WHAT IS REQUIRED
Reproduce each of the lines word for word.

MATERIAL TO PROCESS
----

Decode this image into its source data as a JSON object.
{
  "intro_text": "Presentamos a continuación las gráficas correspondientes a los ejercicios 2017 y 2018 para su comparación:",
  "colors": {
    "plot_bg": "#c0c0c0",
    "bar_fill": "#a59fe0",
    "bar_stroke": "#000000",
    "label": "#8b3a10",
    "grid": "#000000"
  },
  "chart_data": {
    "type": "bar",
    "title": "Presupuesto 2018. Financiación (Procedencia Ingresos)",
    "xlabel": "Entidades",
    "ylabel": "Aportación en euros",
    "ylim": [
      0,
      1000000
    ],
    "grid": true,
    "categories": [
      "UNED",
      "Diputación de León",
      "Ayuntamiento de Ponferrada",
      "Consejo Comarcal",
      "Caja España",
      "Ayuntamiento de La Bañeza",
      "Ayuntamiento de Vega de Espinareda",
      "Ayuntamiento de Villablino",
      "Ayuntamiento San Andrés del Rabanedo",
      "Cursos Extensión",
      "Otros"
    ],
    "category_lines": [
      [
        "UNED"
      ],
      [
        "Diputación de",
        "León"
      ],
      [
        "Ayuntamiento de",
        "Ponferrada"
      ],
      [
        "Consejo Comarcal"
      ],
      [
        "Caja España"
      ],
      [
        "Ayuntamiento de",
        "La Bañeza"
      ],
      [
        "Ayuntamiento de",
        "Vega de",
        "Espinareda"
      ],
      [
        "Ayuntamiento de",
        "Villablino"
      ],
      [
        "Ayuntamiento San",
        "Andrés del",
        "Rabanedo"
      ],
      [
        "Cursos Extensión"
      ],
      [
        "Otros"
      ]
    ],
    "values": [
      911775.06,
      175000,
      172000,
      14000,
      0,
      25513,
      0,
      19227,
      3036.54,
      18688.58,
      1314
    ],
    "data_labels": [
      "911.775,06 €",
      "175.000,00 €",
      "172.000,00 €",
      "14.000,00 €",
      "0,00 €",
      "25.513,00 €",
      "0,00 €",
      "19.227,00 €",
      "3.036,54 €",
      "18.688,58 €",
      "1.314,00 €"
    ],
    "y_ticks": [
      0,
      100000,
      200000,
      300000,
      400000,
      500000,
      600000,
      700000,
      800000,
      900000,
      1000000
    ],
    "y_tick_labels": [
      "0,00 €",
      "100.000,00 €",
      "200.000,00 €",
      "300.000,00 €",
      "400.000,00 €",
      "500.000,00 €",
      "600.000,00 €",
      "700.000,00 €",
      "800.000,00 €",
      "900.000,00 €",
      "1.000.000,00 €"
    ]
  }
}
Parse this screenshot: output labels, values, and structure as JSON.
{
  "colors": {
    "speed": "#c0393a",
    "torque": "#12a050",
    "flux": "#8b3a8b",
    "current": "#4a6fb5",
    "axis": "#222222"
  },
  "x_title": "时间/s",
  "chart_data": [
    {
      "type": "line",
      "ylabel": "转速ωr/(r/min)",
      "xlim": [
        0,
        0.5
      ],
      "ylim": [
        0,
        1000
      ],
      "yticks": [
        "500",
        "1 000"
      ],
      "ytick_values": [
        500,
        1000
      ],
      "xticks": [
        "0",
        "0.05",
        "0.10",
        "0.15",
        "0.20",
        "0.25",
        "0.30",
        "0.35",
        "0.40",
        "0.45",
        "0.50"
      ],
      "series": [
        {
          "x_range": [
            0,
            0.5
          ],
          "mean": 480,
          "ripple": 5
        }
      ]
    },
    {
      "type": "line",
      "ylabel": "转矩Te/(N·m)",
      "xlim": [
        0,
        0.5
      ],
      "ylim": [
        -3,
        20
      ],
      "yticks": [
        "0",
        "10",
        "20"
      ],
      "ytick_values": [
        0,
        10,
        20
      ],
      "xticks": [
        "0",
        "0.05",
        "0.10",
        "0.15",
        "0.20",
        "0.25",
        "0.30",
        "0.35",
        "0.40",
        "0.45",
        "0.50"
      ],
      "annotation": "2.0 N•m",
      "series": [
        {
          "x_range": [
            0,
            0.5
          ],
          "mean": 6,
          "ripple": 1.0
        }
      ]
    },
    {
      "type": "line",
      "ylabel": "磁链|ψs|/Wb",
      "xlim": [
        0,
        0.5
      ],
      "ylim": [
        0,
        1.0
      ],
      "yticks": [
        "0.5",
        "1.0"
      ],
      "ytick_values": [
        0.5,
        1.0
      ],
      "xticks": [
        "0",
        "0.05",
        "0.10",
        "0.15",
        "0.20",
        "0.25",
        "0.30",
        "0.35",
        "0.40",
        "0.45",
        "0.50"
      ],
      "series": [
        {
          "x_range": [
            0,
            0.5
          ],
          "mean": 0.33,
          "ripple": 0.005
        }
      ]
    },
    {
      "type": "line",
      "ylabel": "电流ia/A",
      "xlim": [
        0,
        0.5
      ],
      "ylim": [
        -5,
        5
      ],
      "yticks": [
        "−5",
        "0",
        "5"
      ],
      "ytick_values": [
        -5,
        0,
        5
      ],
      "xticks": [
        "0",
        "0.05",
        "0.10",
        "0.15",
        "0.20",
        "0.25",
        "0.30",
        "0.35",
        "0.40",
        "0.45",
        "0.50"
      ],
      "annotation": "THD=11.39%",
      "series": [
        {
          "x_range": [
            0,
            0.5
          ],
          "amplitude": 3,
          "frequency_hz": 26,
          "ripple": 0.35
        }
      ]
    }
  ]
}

----

EXPECTED ANSWER
Decode this image into its source data as a JSON object.
{
  "intro_text": "Presentamos a continuación las gráficas correspondientes a los ejercicios 2017 y 2018 para su comparación:",
  "colors": {
    "plot_bg": "#c0c0c0",
    "bar_fill": "#a59fe0",
    "bar_stroke": "#000000",
    "label": "#8b3a10",
    "grid": "#000000"
  },
  "chart_data": {
    "type": "bar",
    "title": "Presupuesto 2018. Financiación (Procedencia Ingresos)",
    "xlabel": "Entidades",
    "ylabel": "Aportación en euros",
    "ylim": [
      0,
      1000000
    ],
    "grid": true,
    "categories": [
      "UNED",
      "Diputación de León",
      "Ayuntamiento de Ponferrada",
      "Consejo Comarcal",
      "Caja España",
      "Ayuntamiento de La Bañeza",
      "Ayuntamiento de Vega de Espinareda",
      "Ayuntamiento de Villablino",
      "Ayuntamiento San Andrés del Rabanedo",
      "Cursos Extensión",
      "Otros"
    ],
    "category_lines": [
      [
        "UNED"
      ],
      [
        "Diputación de",
        "León"
      ],
      [
        "Ayuntamiento de",
        "Ponferrada"
      ],
      [
        "Consejo Comarcal"
      ],
      [
        "Caja España"
      ],
      [
        "Ayuntamiento de",
        "La Bañeza"
      ],
      [
        "Ayuntamiento de",
        "Vega de",
        "Espinareda"
      ],
      [
        "Ayuntamiento de",
        "Villablino"
      ],
      [
        "Ayuntamiento San",
        "Andrés del",
        "Rabanedo"
      ],
      [
        "Cursos Extensión"
      ],
      [
        "Otros"
      ]
    ],
    "values": [
      911775.06,
      175000,
      172000,
      14000,
      0,
      25513,
      0,
      19227,
      3036.54,
      18688.58,
      1314
    ],
    "data_labels": [
      "911.775,06 €",
      "175.000,00 €",
      "172.000,00 €",
      "14.000,00 €",
      "0,00 €",
      "25.513,00 €",
      "0,00 €",
      "19.227,00 €",
      "3.036,54 €",
      "18.688,58 €",
      "1.314,00 €"
    ],
    "y_ticks": [
      0,
      100000,
      200000,
      300000,
      400000,
      500000,
      600000,
      700000,
      800000,
      900000,
      1000000
    ],
    "y_tick_labels": [
      "0,00 €",
      "100.000,00 €",
      "200.000,00 €",
      "300.000,00 €",
      "400.000,00 €",
      "500.000,00 €",
      "600.000,00 €",
      "700.000,00 €",
      "800.000,00 €",
      "900.000,00 €",
      "1.000.000,00 €"
    ]
  }
}
Parse this screenshot: output labels, values, and structure as JSON.
{
  "colors": {
    "speed": "#c0393a",
    "torque": "#12a050",
    "flux": "#8b3a8b",
    "current": "#4a6fb5",
    "axis": "#222222"
  },
  "x_title": "时间/s",
  "chart_data": [
    {
      "type": "line",
      "ylabel": "转速ωr/(r/min)",
      "xlim": [
        0,
        0.5
      ],
      "ylim": [
        0,
        1000
      ],
      "yticks": [
        "500",
        "1 000"
      ],
      "ytick_values": [
        500,
        1000
      ],
      "xticks": [
        "0",
        "0.05",
        "0.10",
        "0.15",
        "0.20",
        "0.25",
        "0.30",
        "0.35",
        "0.40",
        "0.45",
        "0.50"
      ],
      "series": [
        {
          "x_range": [
            0,
            0.5
          ],
          "mean": 480,
          "ripple": 5
        }
      ]
    },
    {
      "type": "line",
      "ylabel": "转矩Te/(N·m)",
      "xlim": [
        0,
        0.5
      ],
      "ylim": [
        -3,
        20
      ],
      "yticks": [
        "0",
        "10",
        "20"
      ],
      "ytick_values": [
        0,
        10,
        20
      ],
      "xticks": [
        "0",
        "0.05",
        "0.10",
        "0.15",
        "0.20",
        "0.25",
        "0.30",
        "0.35",
        "0.40",
        "0.45",
        "0.50"
      ],
      "annotation": "2.0 N•m",
      "series": [
        {
          "x_range": [
            0,
            0.5
          ],
          "mean": 6,
          "ripple": 1.0
        }
      ]
    },
    {
      "type": "line",
      "ylabel": "磁链|ψs|/Wb",
      "xlim": [
        0,
        0.5
      ],
      "ylim": [
        0,
        1.0
      ],
      "yticks": [
        "0.5",
        "1.0"
      ],
      "ytick_values": [
        0.5,
        1.0
      ],
      "xticks": [
        "0",
        "0.05",
        "0.10",
        "0.15",
        "0.20",
        "0.25",
        "0.30",
        "0.35",
        "0.40",
        "0.45",
        "0.50"
      ],
      "series": [
        {
          "x_range": [
            0,
            0.5
          ],
          "mean": 0.33,
          "ripple": 0.005
        }
      ]
    },
    {
      "type": "line",
      "ylabel": "电流ia/A",
      "xlim": [
        0,
        0.5
      ],
      "ylim": [
        -5,
        5
      ],
      "yticks": [
        "−5",
        "0",
        "5"
      ],
      "ytick_values": [
        -5,
        0,
        5
      ],
      "xticks": [
        "0",
        "0.05",
        "0.10",
        "0.15",
        "0.20",
        "0.25",
        "0.30",
        "0.35",
        "0.40",
        "0.45",
        "0.50"
      ],
      "annotation": "THD=11.39%",
      "series": [
        {
          "x_range": [
            0,
            0.5
          ],
          "amplitude": 3,
          "frequency_hz": 26,
          "ripple": 0.35
        }
      ]
    }
  ]
}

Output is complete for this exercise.